WHAT TO PRODUCE — Copy the records below verbatim, from the start of the records up to and including the line with "- table-cell: −0.03: [1330, 341, 1396, 370]".

SUPPLIED MATERIAL —
================
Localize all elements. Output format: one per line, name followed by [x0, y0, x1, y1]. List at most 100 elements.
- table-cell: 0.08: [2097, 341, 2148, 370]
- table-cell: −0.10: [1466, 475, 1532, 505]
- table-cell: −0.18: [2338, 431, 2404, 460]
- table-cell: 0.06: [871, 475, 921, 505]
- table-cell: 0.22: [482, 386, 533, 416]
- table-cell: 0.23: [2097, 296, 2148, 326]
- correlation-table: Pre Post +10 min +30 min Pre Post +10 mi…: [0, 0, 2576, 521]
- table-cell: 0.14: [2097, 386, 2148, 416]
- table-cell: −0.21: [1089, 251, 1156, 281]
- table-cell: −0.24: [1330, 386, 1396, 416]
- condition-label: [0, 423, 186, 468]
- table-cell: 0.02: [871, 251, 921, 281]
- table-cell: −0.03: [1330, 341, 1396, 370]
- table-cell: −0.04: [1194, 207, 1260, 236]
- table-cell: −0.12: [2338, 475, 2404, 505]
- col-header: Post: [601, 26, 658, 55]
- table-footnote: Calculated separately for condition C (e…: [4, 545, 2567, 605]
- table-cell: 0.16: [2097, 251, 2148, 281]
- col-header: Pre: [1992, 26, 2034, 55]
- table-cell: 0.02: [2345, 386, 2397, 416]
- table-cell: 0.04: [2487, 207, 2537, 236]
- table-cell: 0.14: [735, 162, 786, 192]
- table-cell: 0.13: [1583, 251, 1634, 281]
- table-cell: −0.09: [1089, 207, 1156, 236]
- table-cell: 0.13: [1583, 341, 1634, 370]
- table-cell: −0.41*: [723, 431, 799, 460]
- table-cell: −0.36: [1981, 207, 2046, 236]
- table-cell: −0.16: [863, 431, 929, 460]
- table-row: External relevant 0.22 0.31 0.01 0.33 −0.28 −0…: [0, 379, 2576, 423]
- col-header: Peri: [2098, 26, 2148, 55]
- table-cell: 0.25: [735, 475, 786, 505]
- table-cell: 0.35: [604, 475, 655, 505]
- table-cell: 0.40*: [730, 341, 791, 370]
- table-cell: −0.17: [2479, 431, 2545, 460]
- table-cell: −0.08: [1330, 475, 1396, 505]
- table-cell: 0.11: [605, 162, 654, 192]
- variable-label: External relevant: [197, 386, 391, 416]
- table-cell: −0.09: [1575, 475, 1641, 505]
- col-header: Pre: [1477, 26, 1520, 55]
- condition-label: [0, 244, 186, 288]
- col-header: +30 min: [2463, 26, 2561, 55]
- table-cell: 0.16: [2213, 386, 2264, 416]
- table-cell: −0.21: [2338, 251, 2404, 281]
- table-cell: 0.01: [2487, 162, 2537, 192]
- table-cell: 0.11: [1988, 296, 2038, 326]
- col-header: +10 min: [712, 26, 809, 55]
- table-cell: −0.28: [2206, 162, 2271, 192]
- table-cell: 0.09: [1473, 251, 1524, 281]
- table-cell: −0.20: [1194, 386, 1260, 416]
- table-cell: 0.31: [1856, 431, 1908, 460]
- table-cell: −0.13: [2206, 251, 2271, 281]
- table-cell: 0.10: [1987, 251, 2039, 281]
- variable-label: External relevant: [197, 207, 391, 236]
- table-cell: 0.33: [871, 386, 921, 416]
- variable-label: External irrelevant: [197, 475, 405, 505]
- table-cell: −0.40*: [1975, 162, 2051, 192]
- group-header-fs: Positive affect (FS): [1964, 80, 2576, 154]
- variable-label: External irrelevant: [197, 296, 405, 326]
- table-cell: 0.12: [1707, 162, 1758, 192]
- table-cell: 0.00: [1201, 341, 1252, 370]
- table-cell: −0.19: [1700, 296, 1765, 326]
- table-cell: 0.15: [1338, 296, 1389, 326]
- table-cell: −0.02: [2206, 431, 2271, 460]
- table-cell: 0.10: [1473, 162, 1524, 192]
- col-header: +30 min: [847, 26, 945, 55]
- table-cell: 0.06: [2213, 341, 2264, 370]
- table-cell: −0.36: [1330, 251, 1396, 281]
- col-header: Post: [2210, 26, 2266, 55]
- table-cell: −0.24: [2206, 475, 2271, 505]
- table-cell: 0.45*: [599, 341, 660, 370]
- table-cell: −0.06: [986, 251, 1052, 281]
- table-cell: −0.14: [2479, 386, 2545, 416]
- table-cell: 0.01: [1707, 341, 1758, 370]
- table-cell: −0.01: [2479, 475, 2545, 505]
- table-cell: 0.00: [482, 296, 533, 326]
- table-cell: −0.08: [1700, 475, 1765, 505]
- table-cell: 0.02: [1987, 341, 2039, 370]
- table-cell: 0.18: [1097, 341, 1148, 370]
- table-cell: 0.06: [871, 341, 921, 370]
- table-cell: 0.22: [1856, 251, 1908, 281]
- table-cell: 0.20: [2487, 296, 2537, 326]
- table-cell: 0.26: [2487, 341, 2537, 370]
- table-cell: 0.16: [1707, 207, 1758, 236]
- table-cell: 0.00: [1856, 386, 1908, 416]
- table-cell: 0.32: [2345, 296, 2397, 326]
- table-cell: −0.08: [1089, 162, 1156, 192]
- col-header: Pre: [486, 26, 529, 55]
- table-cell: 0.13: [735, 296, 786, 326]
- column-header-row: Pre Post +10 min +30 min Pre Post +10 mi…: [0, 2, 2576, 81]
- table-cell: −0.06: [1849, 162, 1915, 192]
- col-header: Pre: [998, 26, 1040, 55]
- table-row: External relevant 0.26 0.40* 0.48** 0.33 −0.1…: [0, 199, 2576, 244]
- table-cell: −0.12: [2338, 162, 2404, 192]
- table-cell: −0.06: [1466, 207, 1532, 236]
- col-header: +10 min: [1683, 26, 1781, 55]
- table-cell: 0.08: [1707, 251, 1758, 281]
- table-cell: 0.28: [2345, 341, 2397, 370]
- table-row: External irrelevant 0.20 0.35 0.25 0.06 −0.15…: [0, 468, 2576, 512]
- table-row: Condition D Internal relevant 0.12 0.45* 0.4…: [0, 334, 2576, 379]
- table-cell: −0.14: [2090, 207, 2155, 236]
================
FULL ANSWER —
Localize all elements. Output format: one per line, name followed by [x0, y0, x1, y1]. List at most 100 elements.
- table-cell: 0.08: [2097, 341, 2148, 370]
- table-cell: −0.10: [1466, 475, 1532, 505]
- table-cell: −0.18: [2338, 431, 2404, 460]
- table-cell: 0.06: [871, 475, 921, 505]
- table-cell: 0.22: [482, 386, 533, 416]
- table-cell: 0.23: [2097, 296, 2148, 326]
- correlation-table: Pre Post +10 min +30 min Pre Post +10 mi…: [0, 0, 2576, 521]
- table-cell: 0.14: [2097, 386, 2148, 416]
- table-cell: −0.21: [1089, 251, 1156, 281]
- table-cell: −0.24: [1330, 386, 1396, 416]
- condition-label: [0, 423, 186, 468]
- table-cell: 0.02: [871, 251, 921, 281]
- table-cell: −0.03: [1330, 341, 1396, 370]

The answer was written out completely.